Dans l’union projetée, ce n’est pas seulement le pouvoir qui serait à prendre, c’est aussi la représentation des peuples et des citoyens. D’ores et déjà le Parlement Européen se révèle ballotté par des idéologies de factions. Ce Parlement prétend à exercer un pouvoir politique, et l’a inauguré récemment en cherchant noise à un candidat commissaire, non sur ses actes politiques dans son pays, en effet discutables, mais sur ses croyance morales. Ce déplacement du terrain d’attaque ramène des siècles en arrière, aux procès en hérésie intentés à des chanceliers tombés en disgrâce. Notons que c’est le principe même d’une audition qui pousse à cette confusion des genres. Seuls peuvent se réjouir de cette joute sournoise ceux qui confondent la démocratie avec les luttes de sérail.

Relevés de mise en page
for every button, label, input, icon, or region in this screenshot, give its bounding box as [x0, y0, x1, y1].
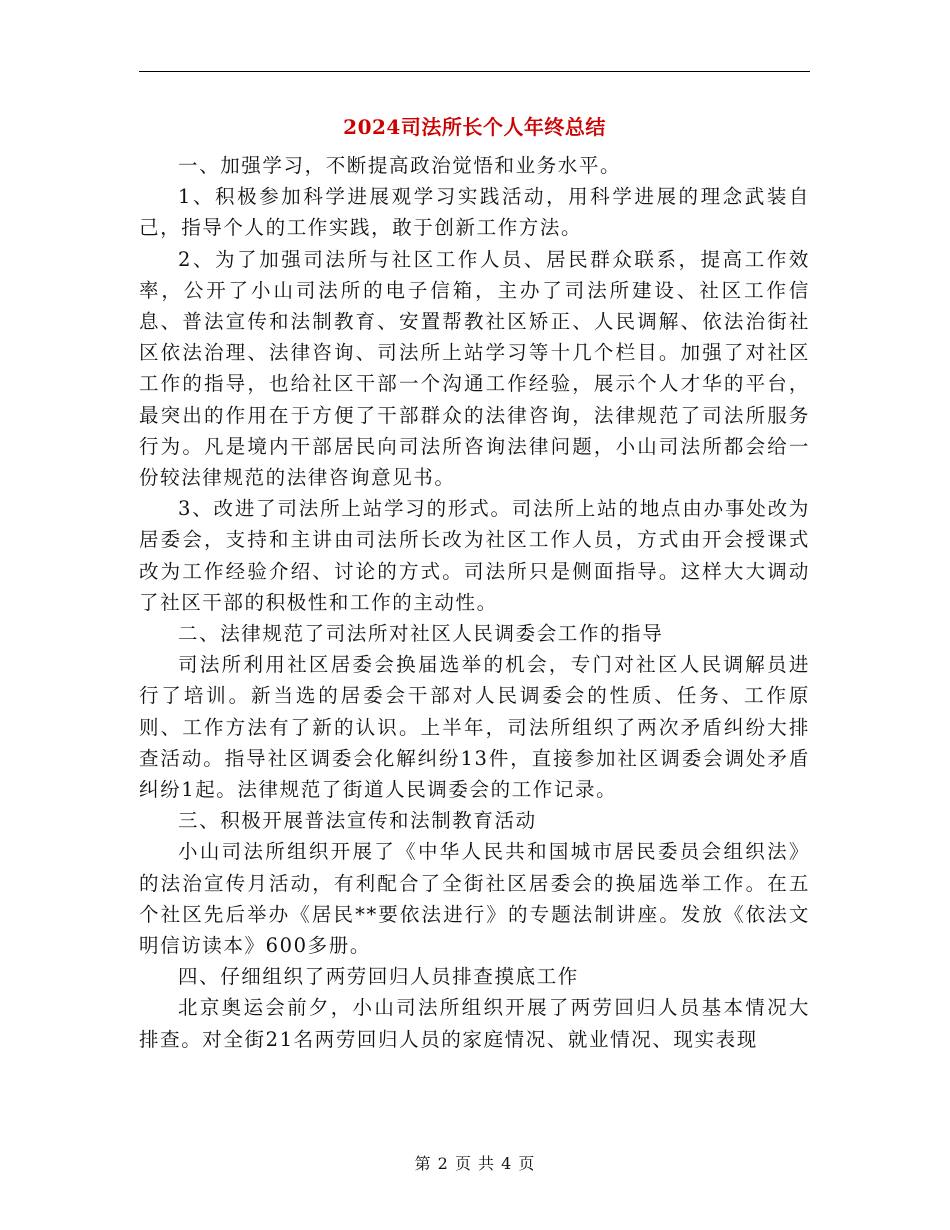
document-body — [139, 150, 810, 1055]
section-heading-1: 一、加强学习，不断提高政治觉悟和业务水平。 — [178, 154, 622, 177]
header-rule — [139, 71, 810, 72]
paragraph-3-1: 小山司法所组织开展了《中华人民共和国城市居民委员会组织法》的法治宣传月活动，有利配合了全街社区居委会的换届选举工作。在五个社区先后举办《居民**要依法进行》的专题法制讲座。发放《依法文明信访读本》600多册。 — [139, 840, 810, 958]
section-heading-2: 二、法律规范了司法所对社区人民调委会工作的指导 — [178, 622, 664, 646]
section-heading-3: 三、积极开展普法宣传和法制教育活动 — [178, 809, 537, 833]
page-number-footer: 第 2 页 共 4 页 — [414, 1154, 536, 1173]
paragraph-4-1: 北京奥运会前夕，小山司法所组织开展了两劳回归人员基本情况大排查。对全街21名两劳回归人员的家庭情况、就业情况、现实表现 — [139, 996, 810, 1051]
paragraph-1-3: 3、改进了司法所上站学习的形式。司法所上站的地点由办事处改为居委会，支持和主讲由司法所长改为社区工作人员，方式由开会授课式改为工作经验介绍、讨论的方式。司法所只是侧面指导。这样大大调动了社区干部的积极性和工作的主动性。 — [139, 497, 810, 614]
page-title: 2024司法所长个人年终总结 — [343, 115, 606, 139]
paragraph-1-2: 2、为了加强司法所与社区工作人员、居民群众联系，提高工作效率，公开了小山司法所的电子信箱，主办了司法所建设、社区工作信息、普法宣传和法制教育、安置帮教社区矫正、人民调解、依法治街社区依法治理、法律咨询、司法所上站学习等十几个栏目。加强了对社区工作的指导，也给社区干部一个沟通工作经验，展示个人才华的平台，最突出的作用在于方便了干部群众的法律咨询，法律规范了司法所服务行为。凡是境内干部居民向司法所咨询法律问题，小山司法所都会给一份较法律规范的法律咨询意见书。 — [139, 247, 810, 490]
paragraph-2-1: 司法所利用社区居委会换届选举的机会，专门对社区人民调解员进行了培训。新当选的居委会干部对人民调委会的性质、任务、工作原则、工作方法有了新的认识。上半年，司法所组织了两次矛盾纠纷大排查活动。指导社区调委会化解纠纷13件，直接参加社区调委会调处矛盾纠纷1起。法律规范了街道人民调委会的工作记录。 — [139, 653, 810, 802]
section-heading-4: 四、仔细组织了两劳回归人员排查摸底工作 — [178, 965, 579, 989]
paragraph-1-1: 1、积极参加科学进展观学习实践活动，用科学进展的理念武装自己，指导个人的工作实践，敢于创新工作方法。 — [139, 185, 810, 240]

■ Tâche demandée 1 ■
Selon le texte sur le Parlement européen, en quoi le fait de chercher noise au candidat commissaire ramène-t-il des siècles en arrière ?
■ Tâche demandée 2 ■
Poursuivez le texte sur le Parlement européen à la suite de sa dernière phrase.

■ Résultat final 1 ■
Le Parlement s'en est pris à lui non pour ses actes politiques dans son pays, mais pour ses croyances morales. Ce déplacement du terrain d'attaque rappelle les procès en hérésie intentés à des chanceliers tombés en disgrâce.

■ Résultat final 2 ■
Or ce Parlement, qui prétend sanctionner légitimement un pouvoir mais commence par confondre la responsabilité politique et les convictions personnelles, n’a guère de représentativité. Ses groupes sont composés de rassemblements disparates, qui ont le plus grand mal à s’entendre et dont l’électeur ne connaît même pas le programme politique, en général inexistant. Ses députés eux-mêmes sont très éloignés des électeurs : en France, les circonscrïptions incongrues découpées pour ces élections n’ont pas la moindre légitimité historique, géographique ni sociologique. Ce sont des circonscrïptions de numéros de téléphone, ou bien, si l’on veut vraiment leur trouver des antécédents, ce sont la Neustrie, l’Austrasie, la Burgondie et l’Aquitanie des temps mérovingiens, taillées tout exprès pour démembrer le pays et empêcher une représentation nationale. Un scrutin de liste parachève la farce, en assurant l’élection automatique des caciques des partis, alors que pour contrôler les politiciens, ce n’est pas tant de les élire qui importe que de pouvoir les révoquer. La légitimité d’un tel Parlement est très faible, et le restera. Il faut une bonne dose d’optimisme pour s’imaginer que ses votes reflèteront les vœux des citoyens plutôt que les intérêts des groupes de pression qui pullulent à Bruxelles.
Le pouvoir s’éloigne donc des citoyens, d’autant plus dangereusement que désormais l’Europe se mêle de tout, tendance que ce texte projette d’aggraver encore.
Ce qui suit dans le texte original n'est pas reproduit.